*Exercise*. Without the pictures, output the records below word for word.

*Extracted records*.
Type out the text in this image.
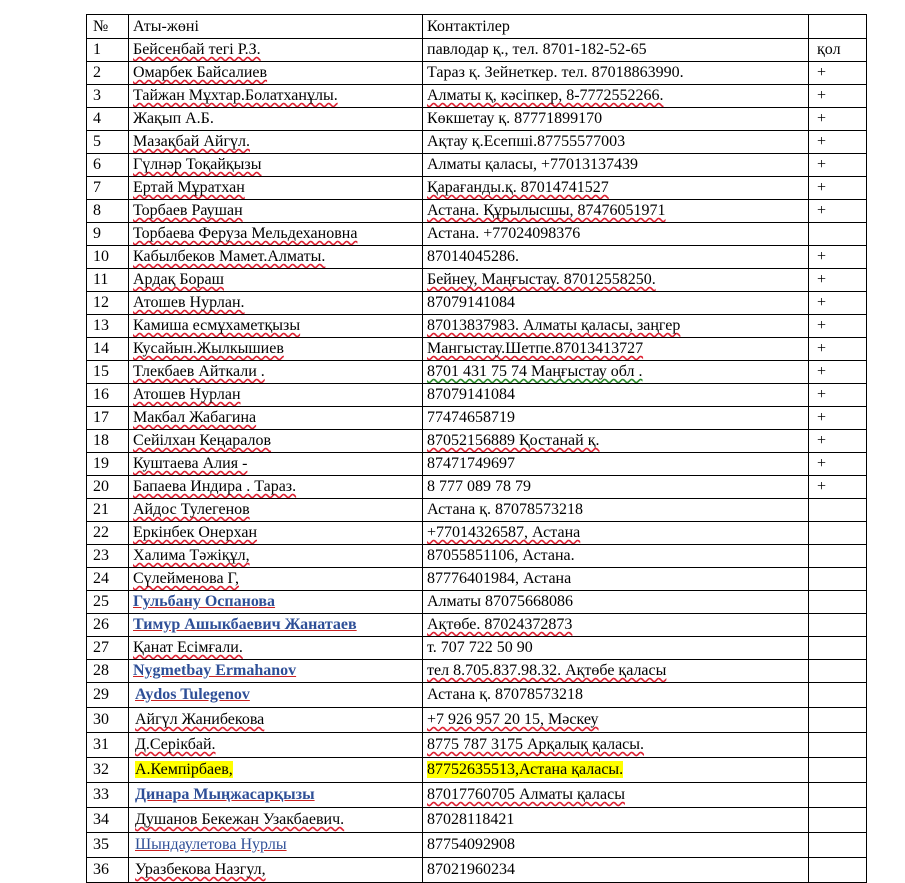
№	Аты-жөні	Контактілер	
1	Бейсенбай тегі Р.З.	павлодар қ., тел. 8701-182-52-65	қол
2	Омарбек Байсалиев	Тараз қ. Зейнеткер. тел. 87018863990.	+
3	Тайжан Мұхтар.Болатханұлы.	Алматы қ, кәсіпкер, 8-7772552266.	+
4	Жақып А.Б.	Көкшетау қ. 87771899170	+
5	Мазақбай Айгүл.	Ақтау қ.Есепші.87755577003	+
6	Гүлнәр Тоқайқызы	Алматы қаласы, +77013137439	+
7	Ертай Мұратхан	Қарағанды.қ. 87014741527	+
8	Торбаев Раушан	Астана. Құрылысшы, 87476051971	+
9	Торбаева Феруза Мельдехановна	Астана. +77024098376	
10	Кабылбеков Мамет.Алматы.	87014045286.	+
11	Ардақ Бораш	Бейнеу, Маңғыстау. 87012558250.	+
12	Атошев Нурлан.	87079141084	+
13	Камиша есмұхаметқызы	87013837983. Алматы қаласы, заңгер	+
14	Кусайын.Жылкышиев	Мангыстау.Шетпе.87013413727	+
15	Тлекбаев Айткали .	8701 431 75 74 Маңғыстау обл .	+
16	Атошев Нурлан	87079141084	+
17	Макбал Жабагина	77474658719	+
18	Сейілхан Кеңаралов	87052156889 Қостанай қ.	+
19	Куштаева Алия -	87471749697	+
20	Бапаева Индира . Тараз.	8 777 089 78 79	+
21	Айдос Тулегенов	Астана қ. 87078573218	
22	Еркінбек Онерхан	+77014326587, Астана	
23	Халима Тәжіқұл,	87055851106, Астана.	
24	Сүлейменова Г,	87776401984, Астана	
25	Гульбану Оспанова	Алматы 87075668086	
26	Тимур Ашыкбаевич Жанатаев	Ақтөбе. 87024372873	
27	Қанат Есімғали.	т. 707 722 50 90	
28	Nygmetbay Ermahanov	тел 8.705.837.98.32. Ақтөбе қаласы	
29	Aydos Tulegenov	Астана қ. 87078573218	
30	Айгүл Жанибекова	+7 926 957 20 15, Мәскеу	
31	Д.Серікбай.	8775 787 3175 Арқалық қаласы.	
32	А.Кемпірбаев,	87752635513,Астана қаласы.	
33	Динара Мыңжасарқызы	87017760705 Алматы қаласы	
34	Душанов Бекежан Узакбаевич.	87028118421	
35	Шындаулетова Нурлы	87754092908	
36	Уразбекова Назгул,	87021960234	
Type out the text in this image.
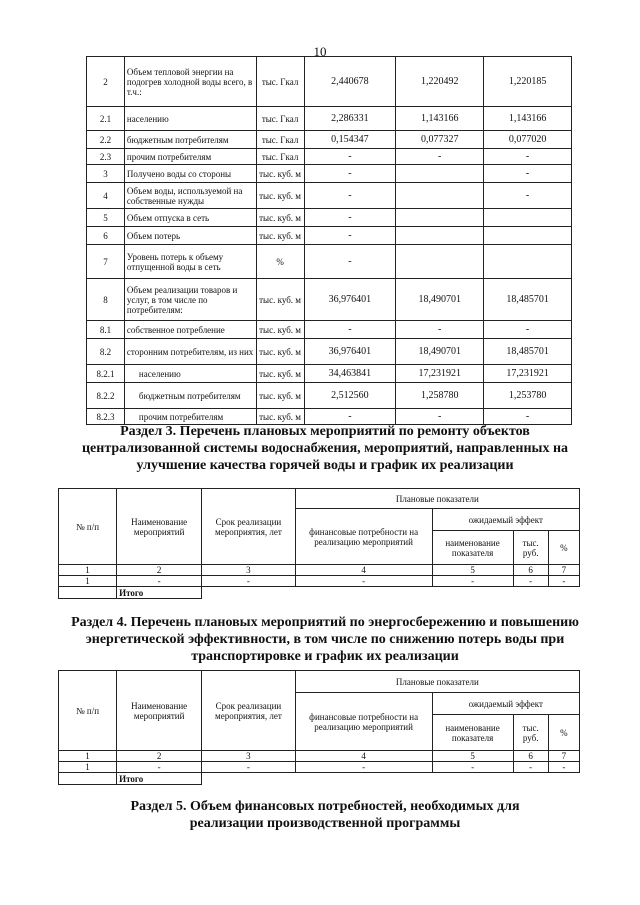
10
2	Объем тепловой энергии на подогрев холодной воды всего, в т.ч.:	тыс. Гкал	2,440678	1,220492	1,220185
2.1	населению	тыс. Гкал	2,286331	1,143166	1,143166
2.2	бюджетным потребителям	тыс. Гкал	0,154347	0,077327	0,077020
2.3	прочим потребителям	тыс. Гкал	-	-	-
3	Получено воды со стороны	тыс. куб. м	-		-
4	Объем воды, используемой на собственные нужды	тыс. куб. м	-		-
5	Объем отпуска в сеть	тыс. куб. м	-		
6	Объем потерь	тыс. куб. м	-		
7	Уровень потерь к объему отпущенной воды в сеть	%	-		
8	Объем реализации товаров и услуг, в том числе по потребителям:	тыс. куб. м	36,976401	18,490701	18,485701
8.1	собственное потребление	тыс. куб. м	-	-	-
8.2	сторонним потребителям, из них	тыс. куб. м	36,976401	18,490701	18,485701
8.2.1	населению	тыс. куб. м	34,463841	17,231921	17,231921
8.2.2	бюджетным потребителям	тыс. куб. м	2,512560	1,258780	1,253780
8.2.3	прочим потребителям	тыс. куб. м	-	-	-
Раздел 3. Перечень плановых мероприятий по ремонту объектов централизованной системы водоснабжения, мероприятий, направленных на улучшение качества горячей воды и график их реализации
№ п/п	Наименование мероприятий	Срок реализации мероприятия, лет	Плановые показатели			
			финансовые потребности на реализацию мероприятий	ожидаемый эффект		
				наименование показателя	тыс. руб.	%
1	2	3	4	5	6	7
1	-	-	-	-	-	-
	Итого					
Раздел 4. Перечень плановых мероприятий по энергосбережению и повышению энергетической эффективности, в том числе по снижению потерь воды при транспортировке и график их реализации
№ п/п	Наименование мероприятий	Срок реализации мероприятия, лет	Плановые показатели			
			финансовые потребности на реализацию мероприятий	ожидаемый эффект		
				наименование показателя	тыс. руб.	%
1	2	3	4	5	6	7
1	-	-	-	-	-	-
	Итого					
Раздел 5. Объем финансовых потребностей, необходимых для реализации производственной программы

*Written response*.
Type out the text in this image.
№	Аты-жөні	Контактілер	
1	Бейсенбай тегі Р.З.	павлодар қ., тел. 8701-182-52-65	қол
2	Омарбек Байсалиев	Тараз қ. Зейнеткер. тел. 87018863990.	+
3	Тайжан Мұхтар.Болатханұлы.	Алматы қ, кәсіпкер, 8-7772552266.	+
4	Жақып А.Б.	Көкшетау қ. 87771899170	+
5	Мазақбай Айгүл.	Ақтау қ.Есепші.87755577003	+
6	Гүлнәр Тоқайқызы	Алматы қаласы, +77013137439	+
7	Ертай Мұратхан	Қарағанды.қ. 87014741527	+
8	Торбаев Раушан	Астана. Құрылысшы, 87476051971	+
9	Торбаева Феруза Мельдехановна	Астана. +77024098376	
10	Кабылбеков Мамет.Алматы.	87014045286.	+
11	Ардақ Бораш	Бейнеу, Маңғыстау. 87012558250.	+
12	Атошев Нурлан.	87079141084	+
13	Камиша есмұхаметқызы	87013837983. Алматы қаласы, заңгер	+
14	Кусайын.Жылкышиев	Мангыстау.Шетпе.87013413727	+
15	Тлекбаев Айткали .	8701 431 75 74 Маңғыстау обл .	+
16	Атошев Нурлан	87079141084	+
17	Макбал Жабагина	77474658719	+
18	Сейілхан Кеңаралов	87052156889 Қостанай қ.	+
19	Куштаева Алия -	87471749697	+
20	Бапаева Индира . Тараз.	8 777 089 78 79	+
21	Айдос Тулегенов	Астана қ. 87078573218	
22	Еркінбек Онерхан	+77014326587, Астана	
23	Халима Тәжіқұл,	87055851106, Астана.	
24	Сүлейменова Г,	87776401984, Астана	
25	Гульбану Оспанова	Алматы 87075668086	
26	Тимур Ашыкбаевич Жанатаев	Ақтөбе. 87024372873	
27	Қанат Есімғали.	т. 707 722 50 90	
28	Nygmetbay Ermahanov	тел 8.705.837.98.32. Ақтөбе қаласы	
29	Aydos Tulegenov	Астана қ. 87078573218	
30	Айгүл Жанибекова	+7 926 957 20 15, Мәскеу	
31	Д.Серікбай.	8775 787 3175 Арқалық қаласы.	
32	А.Кемпірбаев,	87752635513,Астана қаласы.	
33	Динара Мыңжасарқызы	87017760705 Алматы қаласы	
34	Душанов Бекежан Узакбаевич.	87028118421	
35	Шындаулетова Нурлы	87754092908	
36	Уразбекова Назгул,	87021960234	
Type out the text in this image.
10
2	Объем тепловой энергии на подогрев холодной воды всего, в т.ч.:	тыс. Гкал	2,440678	1,220492	1,220185
2.1	населению	тыс. Гкал	2,286331	1,143166	1,143166
2.2	бюджетным потребителям	тыс. Гкал	0,154347	0,077327	0,077020
2.3	прочим потребителям	тыс. Гкал	-	-	-
3	Получено воды со стороны	тыс. куб. м	-		-
4	Объем воды, используемой на собственные нужды	тыс. куб. м	-		-
5	Объем отпуска в сеть	тыс. куб. м	-		
6	Объем потерь	тыс. куб. м	-		
7	Уровень потерь к объему отпущенной воды в сеть	%	-		
8	Объем реализации товаров и услуг, в том числе по потребителям:	тыс. куб. м	36,976401	18,490701	18,485701
8.1	собственное потребление	тыс. куб. м	-	-	-
8.2	сторонним потребителям, из них	тыс. куб. м	36,976401	18,490701	18,485701
8.2.1	населению	тыс. куб. м	34,463841	17,231921	17,231921
8.2.2	бюджетным потребителям	тыс. куб. м	2,512560	1,258780	1,253780
8.2.3	прочим потребителям	тыс. куб. м	-	-	-
Раздел 3. Перечень плановых мероприятий по ремонту объектов централизованной системы водоснабжения, мероприятий, направленных на улучшение качества горячей воды и график их реализации
№ п/п	Наименование мероприятий	Срок реализации мероприятия, лет	Плановые показатели			
			финансовые потребности на реализацию мероприятий	ожидаемый эффект		
				наименование показателя	тыс. руб.	%
1	2	3	4	5	6	7
1	-	-	-	-	-	-
	Итого					
Раздел 4. Перечень плановых мероприятий по энергосбережению и повышению энергетической эффективности, в том числе по снижению потерь воды при транспортировке и график их реализации
№ п/п	Наименование мероприятий	Срок реализации мероприятия, лет	Плановые показатели			
			финансовые потребности на реализацию мероприятий	ожидаемый эффект		
				наименование показателя	тыс. руб.	%
1	2	3	4	5	6	7
1	-	-	-	-	-	-
	Итого					
Раздел 5. Объем финансовых потребностей, необходимых для реализации производственной программы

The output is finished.